─── Data records

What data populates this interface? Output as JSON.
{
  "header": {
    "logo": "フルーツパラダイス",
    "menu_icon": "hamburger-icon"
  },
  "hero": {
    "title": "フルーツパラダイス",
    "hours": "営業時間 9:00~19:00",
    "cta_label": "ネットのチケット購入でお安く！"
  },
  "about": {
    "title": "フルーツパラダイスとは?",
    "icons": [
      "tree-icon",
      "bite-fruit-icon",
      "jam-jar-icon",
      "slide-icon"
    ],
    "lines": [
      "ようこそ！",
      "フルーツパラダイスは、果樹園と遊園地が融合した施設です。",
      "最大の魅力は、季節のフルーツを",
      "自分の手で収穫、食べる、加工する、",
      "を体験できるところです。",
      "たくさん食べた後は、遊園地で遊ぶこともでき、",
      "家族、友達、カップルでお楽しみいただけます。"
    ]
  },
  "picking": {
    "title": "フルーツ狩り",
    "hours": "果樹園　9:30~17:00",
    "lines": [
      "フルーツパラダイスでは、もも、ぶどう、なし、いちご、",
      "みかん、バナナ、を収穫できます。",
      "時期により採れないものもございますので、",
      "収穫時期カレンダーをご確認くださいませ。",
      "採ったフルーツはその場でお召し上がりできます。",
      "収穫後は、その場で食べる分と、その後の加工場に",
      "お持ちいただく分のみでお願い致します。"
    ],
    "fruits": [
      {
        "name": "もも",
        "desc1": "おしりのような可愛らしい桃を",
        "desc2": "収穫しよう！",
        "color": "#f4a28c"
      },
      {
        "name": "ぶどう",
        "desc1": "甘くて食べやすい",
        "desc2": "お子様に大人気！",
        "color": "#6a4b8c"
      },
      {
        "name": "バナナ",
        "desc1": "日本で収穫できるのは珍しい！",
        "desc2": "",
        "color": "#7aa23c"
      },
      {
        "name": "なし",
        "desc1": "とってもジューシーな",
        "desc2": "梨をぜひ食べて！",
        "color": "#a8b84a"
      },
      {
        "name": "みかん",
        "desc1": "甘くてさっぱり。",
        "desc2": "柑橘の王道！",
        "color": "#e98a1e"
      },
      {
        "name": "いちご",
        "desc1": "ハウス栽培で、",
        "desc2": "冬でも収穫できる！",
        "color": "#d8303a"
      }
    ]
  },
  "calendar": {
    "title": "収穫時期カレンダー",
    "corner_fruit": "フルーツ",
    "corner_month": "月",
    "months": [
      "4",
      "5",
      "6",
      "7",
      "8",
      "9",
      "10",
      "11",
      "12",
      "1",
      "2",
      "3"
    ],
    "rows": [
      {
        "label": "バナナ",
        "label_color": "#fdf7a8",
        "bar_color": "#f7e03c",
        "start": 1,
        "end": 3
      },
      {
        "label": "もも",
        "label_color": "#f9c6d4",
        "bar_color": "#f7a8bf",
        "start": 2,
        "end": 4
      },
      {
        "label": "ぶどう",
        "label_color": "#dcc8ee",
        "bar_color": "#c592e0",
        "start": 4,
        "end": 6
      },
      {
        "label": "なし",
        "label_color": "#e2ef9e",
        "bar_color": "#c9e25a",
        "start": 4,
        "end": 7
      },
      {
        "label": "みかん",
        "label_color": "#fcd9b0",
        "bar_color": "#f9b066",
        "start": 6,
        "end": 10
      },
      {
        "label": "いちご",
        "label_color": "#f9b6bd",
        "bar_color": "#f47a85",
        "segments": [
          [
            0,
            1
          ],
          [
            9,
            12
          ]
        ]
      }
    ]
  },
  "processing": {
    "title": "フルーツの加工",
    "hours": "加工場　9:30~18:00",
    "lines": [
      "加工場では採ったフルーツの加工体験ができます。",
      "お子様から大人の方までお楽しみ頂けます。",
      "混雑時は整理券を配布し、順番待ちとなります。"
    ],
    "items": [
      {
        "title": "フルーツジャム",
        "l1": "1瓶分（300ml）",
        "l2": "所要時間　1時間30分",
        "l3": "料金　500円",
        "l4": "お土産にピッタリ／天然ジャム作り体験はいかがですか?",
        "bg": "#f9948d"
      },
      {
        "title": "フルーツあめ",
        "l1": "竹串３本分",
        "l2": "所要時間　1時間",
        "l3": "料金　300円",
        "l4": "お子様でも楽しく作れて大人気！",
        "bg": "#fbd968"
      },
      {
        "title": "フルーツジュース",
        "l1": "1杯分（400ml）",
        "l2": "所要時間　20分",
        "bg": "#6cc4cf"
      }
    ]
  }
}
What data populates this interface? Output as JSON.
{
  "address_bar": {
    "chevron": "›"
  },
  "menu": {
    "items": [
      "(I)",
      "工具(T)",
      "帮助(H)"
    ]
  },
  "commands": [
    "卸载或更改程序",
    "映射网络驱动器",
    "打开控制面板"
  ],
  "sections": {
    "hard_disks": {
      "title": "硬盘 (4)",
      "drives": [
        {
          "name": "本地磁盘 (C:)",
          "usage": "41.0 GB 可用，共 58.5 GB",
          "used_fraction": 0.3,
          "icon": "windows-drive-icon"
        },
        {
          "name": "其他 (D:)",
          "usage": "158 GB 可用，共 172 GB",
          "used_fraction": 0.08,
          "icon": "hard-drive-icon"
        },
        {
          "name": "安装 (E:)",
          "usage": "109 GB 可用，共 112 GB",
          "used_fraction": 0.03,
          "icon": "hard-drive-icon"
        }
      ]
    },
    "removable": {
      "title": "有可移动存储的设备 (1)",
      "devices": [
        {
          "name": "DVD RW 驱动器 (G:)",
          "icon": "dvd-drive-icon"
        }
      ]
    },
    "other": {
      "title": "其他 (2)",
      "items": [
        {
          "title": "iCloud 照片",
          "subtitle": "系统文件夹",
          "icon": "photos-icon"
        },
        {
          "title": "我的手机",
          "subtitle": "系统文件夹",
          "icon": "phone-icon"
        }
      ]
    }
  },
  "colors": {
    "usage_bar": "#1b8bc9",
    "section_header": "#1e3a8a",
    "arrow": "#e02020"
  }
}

──────

Requirement>
Copy each entry exactly, with nothing added or dropped.

Exercise answer>
What data populates this interface? Output as JSON.
{
  "header": {
    "logo": "フルーツパラダイス",
    "menu_icon": "hamburger-icon"
  },
  "hero": {
    "title": "フルーツパラダイス",
    "hours": "営業時間 9:00~19:00",
    "cta_label": "ネットのチケット購入でお安く！"
  },
  "about": {
    "title": "フルーツパラダイスとは?",
    "icons": [
      "tree-icon",
      "bite-fruit-icon",
      "jam-jar-icon",
      "slide-icon"
    ],
    "lines": [
      "ようこそ！",
      "フルーツパラダイスは、果樹園と遊園地が融合した施設です。",
      "最大の魅力は、季節のフルーツを",
      "自分の手で収穫、食べる、加工する、",
      "を体験できるところです。",
      "たくさん食べた後は、遊園地で遊ぶこともでき、",
      "家族、友達、カップルでお楽しみいただけます。"
    ]
  },
  "picking": {
    "title": "フルーツ狩り",
    "hours": "果樹園　9:30~17:00",
    "lines": [
      "フルーツパラダイスでは、もも、ぶどう、なし、いちご、",
      "みかん、バナナ、を収穫できます。",
      "時期により採れないものもございますので、",
      "収穫時期カレンダーをご確認くださいませ。",
      "採ったフルーツはその場でお召し上がりできます。",
      "収穫後は、その場で食べる分と、その後の加工場に",
      "お持ちいただく分のみでお願い致します。"
    ],
    "fruits": [
      {
        "name": "もも",
        "desc1": "おしりのような可愛らしい桃を",
        "desc2": "収穫しよう！",
        "color": "#f4a28c"
      },
      {
        "name": "ぶどう",
        "desc1": "甘くて食べやすい",
        "desc2": "お子様に大人気！",
        "color": "#6a4b8c"
      },
      {
        "name": "バナナ",
        "desc1": "日本で収穫できるのは珍しい！",
        "desc2": "",
        "color": "#7aa23c"
      },
      {
        "name": "なし",
        "desc1": "とってもジューシーな",
        "desc2": "梨をぜひ食べて！",
        "color": "#a8b84a"
      },
      {
        "name": "みかん",
        "desc1": "甘くてさっぱり。",
        "desc2": "柑橘の王道！",
        "color": "#e98a1e"
      },
      {
        "name": "いちご",
        "desc1": "ハウス栽培で、",
        "desc2": "冬でも収穫できる！",
        "color": "#d8303a"
      }
    ]
  },
  "calendar": {
    "title": "収穫時期カレンダー",
    "corner_fruit": "フルーツ",
    "corner_month": "月",
    "months": [
      "4",
      "5",
      "6",
      "7",
      "8",
      "9",
      "10",
      "11",
      "12",
      "1",
      "2",
      "3"
    ],
    "rows": [
      {
        "label": "バナナ",
        "label_color": "#fdf7a8",
        "bar_color": "#f7e03c",
        "start": 1,
        "end": 3
      },
      {
        "label": "もも",
        "label_color": "#f9c6d4",
        "bar_color": "#f7a8bf",
        "start": 2,
        "end": 4
      },
      {
        "label": "ぶどう",
        "label_color": "#dcc8ee",
        "bar_color": "#c592e0",
        "start": 4,
        "end": 6
      },
      {
        "label": "なし",
        "label_color": "#e2ef9e",
        "bar_color": "#c9e25a",
        "start": 4,
        "end": 7
      },
      {
        "label": "みかん",
        "label_color": "#fcd9b0",
        "bar_color": "#f9b066",
        "start": 6,
        "end": 10
      },
      {
        "label": "いちご",
        "label_color": "#f9b6bd",
        "bar_color": "#f47a85",
        "segments": [
          [
            0,
            1
          ],
          [
            9,
            12
          ]
        ]
      }
    ]
  },
  "processing": {
    "title": "フルーツの加工",
    "hours": "加工場　9:30~18:00",
    "lines": [
      "加工場では採ったフルーツの加工体験ができます。",
      "お子様から大人の方までお楽しみ頂けます。",
      "混雑時は整理券を配布し、順番待ちとなります。"
    ],
    "items": [
      {
        "title": "フルーツジャム",
        "l1": "1瓶分（300ml）",
        "l2": "所要時間　1時間30分",
        "l3": "料金　500円",
        "l4": "お土産にピッタリ／天然ジャム作り体験はいかがですか?",
        "bg": "#f9948d"
      },
      {
        "title": "フルーツあめ",
        "l1": "竹串３本分",
        "l2": "所要時間　1時間",
        "l3": "料金　300円",
        "l4": "お子様でも楽しく作れて大人気！",
        "bg": "#fbd968"
      },
      {
        "title": "フルーツジュース",
        "l1": "1杯分（400ml）",
        "l2": "所要時間　20分",
        "bg": "#6cc4cf"
      }
    ]
  }
}
What data populates this interface? Output as JSON.
{
  "address_bar": {
    "chevron": "›"
  },
  "menu": {
    "items": [
      "(I)",
      "工具(T)",
      "帮助(H)"
    ]
  },
  "commands": [
    "卸载或更改程序",
    "映射网络驱动器",
    "打开控制面板"
  ],
  "sections": {
    "hard_disks": {
      "title": "硬盘 (4)",
      "drives": [
        {
          "name": "本地磁盘 (C:)",
          "usage": "41.0 GB 可用，共 58.5 GB",
          "used_fraction": 0.3,
          "icon": "windows-drive-icon"
        },
        {
          "name": "其他 (D:)",
          "usage": "158 GB 可用，共 172 GB",
          "used_fraction": 0.08,
          "icon": "hard-drive-icon"
        },
        {
          "name": "安装 (E:)",
          "usage": "109 GB 可用，共 112 GB",
          "used_fraction": 0.03,
          "icon": "hard-drive-icon"
        }
      ]
    },
    "removable": {
      "title": "有可移动存储的设备 (1)",
      "devices": [
        {
          "name": "DVD RW 驱动器 (G:)",
          "icon": "dvd-drive-icon"
        }
      ]
    },
    "other": {
      "title": "其他 (2)",
      "items": [
        {
          "title": "iCloud 照片",
          "subtitle": "系统文件夹",
          "icon": "photos-icon"
        },
        {
          "title": "我的手机",
          "subtitle": "系统文件夹",
          "icon": "phone-icon"
        }
      ]
    }
  },
  "colors": {
    "usage_bar": "#1b8bc9",
    "section_header": "#1e3a8a",
    "arrow": "#e02020"
  }
}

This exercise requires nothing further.